DOCUMENT EXCERPT>
*** Begin section ***

Do You Want To Get Well?

Do you really want healing? Let’s plunge into the Deeper Waters and find out.

When we read John 5, we read the story about a man at the pool of Bethesda wanting to be healed by being put in the water. Jesus asks him if he wants to get well. The man says he wants to, but every time the water starts up, someone gets in before him. Jesus heals him at that point.

Now I know skeptical readers of my blog will think that event never happened, but that doesn’t matter right now. I want to focus on something else. That question Jesus asks can seem surprising. Do you want to get well? Of course, he wants to get well! Right?

Maybe not.

Sometimes, we talk about the problem of evil and personal suffering with sickness of some kind, be it mental or physical. Now most of us would say we want to get better if we have something, but do we really want to get better? The reality is that sometimes we do not want to get better. Some people base an identity around their sickness.

“Whoa, Nick. Hold on a second. I have an email from you and in your email you say you’re an Aspie. Aren’t you identifying with your condition?”

Yes. I am. I also would not take a cure if I were offered one because I think the condition has a lot of strengths to it that I don’t want to risk losing. However, I don’t speak about Aspergers saying “Woe is me!” Instead, I speak about it saying, “Yes. I have this condition, but I choose to overcome the deficiencies and live a successful life.”

*** End section ***

Repeat, word for word, the part of the post about wanting to get well starting at "Do you really" and ending at "get well! Right?".

DATASET RECORDS>

*** Begin section ***

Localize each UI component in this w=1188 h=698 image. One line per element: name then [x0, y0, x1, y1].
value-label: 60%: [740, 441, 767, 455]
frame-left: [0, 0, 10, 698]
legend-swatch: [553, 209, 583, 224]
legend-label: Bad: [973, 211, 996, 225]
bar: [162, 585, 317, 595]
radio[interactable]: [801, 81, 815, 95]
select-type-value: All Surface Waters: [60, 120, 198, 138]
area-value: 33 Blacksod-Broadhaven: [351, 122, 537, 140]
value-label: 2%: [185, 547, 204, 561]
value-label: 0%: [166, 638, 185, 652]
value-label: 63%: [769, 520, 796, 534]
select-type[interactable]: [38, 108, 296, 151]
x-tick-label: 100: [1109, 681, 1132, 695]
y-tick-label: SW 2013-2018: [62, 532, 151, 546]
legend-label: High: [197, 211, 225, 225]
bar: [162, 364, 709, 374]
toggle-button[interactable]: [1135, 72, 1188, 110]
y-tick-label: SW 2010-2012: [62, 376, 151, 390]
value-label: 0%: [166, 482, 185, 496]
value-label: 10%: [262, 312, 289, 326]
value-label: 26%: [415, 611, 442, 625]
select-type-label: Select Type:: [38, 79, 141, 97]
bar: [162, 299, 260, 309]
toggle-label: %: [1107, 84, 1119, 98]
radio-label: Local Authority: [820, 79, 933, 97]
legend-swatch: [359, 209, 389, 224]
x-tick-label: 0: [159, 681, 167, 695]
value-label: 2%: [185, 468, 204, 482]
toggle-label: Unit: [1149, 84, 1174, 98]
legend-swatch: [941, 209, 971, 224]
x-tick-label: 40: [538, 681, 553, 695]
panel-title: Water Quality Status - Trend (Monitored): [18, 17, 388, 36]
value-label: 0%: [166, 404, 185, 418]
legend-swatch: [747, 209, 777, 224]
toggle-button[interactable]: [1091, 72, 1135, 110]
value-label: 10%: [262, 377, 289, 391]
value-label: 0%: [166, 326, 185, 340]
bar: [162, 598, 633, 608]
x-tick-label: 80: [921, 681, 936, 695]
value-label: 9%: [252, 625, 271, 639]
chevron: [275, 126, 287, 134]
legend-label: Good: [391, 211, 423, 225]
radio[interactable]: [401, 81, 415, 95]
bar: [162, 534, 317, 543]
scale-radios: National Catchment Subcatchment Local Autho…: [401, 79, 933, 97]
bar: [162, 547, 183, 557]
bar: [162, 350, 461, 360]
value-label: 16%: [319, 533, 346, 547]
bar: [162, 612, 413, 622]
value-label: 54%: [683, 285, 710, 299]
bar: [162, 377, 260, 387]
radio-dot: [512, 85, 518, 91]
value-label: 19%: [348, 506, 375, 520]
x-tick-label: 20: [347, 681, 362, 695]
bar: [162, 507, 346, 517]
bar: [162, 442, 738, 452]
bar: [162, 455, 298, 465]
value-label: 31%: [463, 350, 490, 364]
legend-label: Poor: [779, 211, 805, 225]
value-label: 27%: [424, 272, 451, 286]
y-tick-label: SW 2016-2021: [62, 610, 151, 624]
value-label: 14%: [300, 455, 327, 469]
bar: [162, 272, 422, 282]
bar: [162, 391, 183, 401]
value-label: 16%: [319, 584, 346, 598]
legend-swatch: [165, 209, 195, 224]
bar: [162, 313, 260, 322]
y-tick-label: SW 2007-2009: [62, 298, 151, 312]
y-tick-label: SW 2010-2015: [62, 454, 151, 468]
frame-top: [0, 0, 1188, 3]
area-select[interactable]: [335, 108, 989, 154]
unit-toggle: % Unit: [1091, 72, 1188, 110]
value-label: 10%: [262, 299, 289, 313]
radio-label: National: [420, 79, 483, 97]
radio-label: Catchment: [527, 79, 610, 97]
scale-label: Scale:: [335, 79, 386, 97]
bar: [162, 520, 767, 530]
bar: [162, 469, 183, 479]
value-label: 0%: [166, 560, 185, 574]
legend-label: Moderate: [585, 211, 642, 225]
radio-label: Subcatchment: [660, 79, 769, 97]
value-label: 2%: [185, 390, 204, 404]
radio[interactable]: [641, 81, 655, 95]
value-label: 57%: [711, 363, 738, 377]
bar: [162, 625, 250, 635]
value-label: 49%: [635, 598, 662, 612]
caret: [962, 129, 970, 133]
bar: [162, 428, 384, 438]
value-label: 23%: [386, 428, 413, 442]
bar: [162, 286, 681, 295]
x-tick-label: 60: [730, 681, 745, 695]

*** End section ***

ANSWER FOR THE TASK>
Do you really want healing? Let’s plunge into the Deeper Waters and find out.

When we read John 5, we read the story about a man at the pool of Bethesda wanting to be healed by being put in the water. Jesus asks him if he wants to get well. The man says he wants to, but every time the water starts up, someone gets in before him. Jesus heals him at that point.

Now I know skeptical readers of my blog will think that event never happened, but that doesn’t matter right now. I want to focus on something else. That question Jesus asks can seem surprising. Do you want to get well? Of course, he wants to get well! Right?